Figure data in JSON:
__________

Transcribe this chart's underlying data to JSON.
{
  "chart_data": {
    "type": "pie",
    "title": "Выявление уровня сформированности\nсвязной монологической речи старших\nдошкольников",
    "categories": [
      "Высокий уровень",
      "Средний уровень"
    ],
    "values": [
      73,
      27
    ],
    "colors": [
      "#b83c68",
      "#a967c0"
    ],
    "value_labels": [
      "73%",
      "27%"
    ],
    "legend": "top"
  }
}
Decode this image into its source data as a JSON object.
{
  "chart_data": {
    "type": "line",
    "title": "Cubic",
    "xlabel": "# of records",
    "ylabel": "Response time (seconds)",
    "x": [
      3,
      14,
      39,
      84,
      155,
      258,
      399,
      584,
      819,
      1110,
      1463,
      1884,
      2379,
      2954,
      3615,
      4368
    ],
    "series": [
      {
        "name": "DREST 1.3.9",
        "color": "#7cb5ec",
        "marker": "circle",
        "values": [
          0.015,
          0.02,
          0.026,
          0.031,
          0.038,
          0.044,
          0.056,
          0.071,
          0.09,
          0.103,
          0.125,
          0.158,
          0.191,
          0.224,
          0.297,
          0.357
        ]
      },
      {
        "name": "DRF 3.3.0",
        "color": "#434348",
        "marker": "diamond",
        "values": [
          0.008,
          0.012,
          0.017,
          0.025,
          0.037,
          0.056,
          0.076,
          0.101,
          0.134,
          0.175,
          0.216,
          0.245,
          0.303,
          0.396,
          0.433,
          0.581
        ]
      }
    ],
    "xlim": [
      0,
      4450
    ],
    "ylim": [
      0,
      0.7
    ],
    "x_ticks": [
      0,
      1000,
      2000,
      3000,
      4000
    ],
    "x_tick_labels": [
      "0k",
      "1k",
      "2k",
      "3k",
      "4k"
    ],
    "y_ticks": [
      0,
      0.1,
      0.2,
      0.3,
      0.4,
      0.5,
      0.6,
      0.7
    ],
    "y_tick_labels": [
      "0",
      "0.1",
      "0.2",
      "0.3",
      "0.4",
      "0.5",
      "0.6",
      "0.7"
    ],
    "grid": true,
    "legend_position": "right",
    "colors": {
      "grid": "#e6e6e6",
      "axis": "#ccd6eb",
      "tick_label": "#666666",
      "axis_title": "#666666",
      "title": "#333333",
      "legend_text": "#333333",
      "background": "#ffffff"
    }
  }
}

__________

■ TASK BRIEF
Identify lines with the string "this". Copy each one.

■ THE REPLY
Transcribe this chart's underlying data to JSON.
Decode this image into its source data as a JSON object.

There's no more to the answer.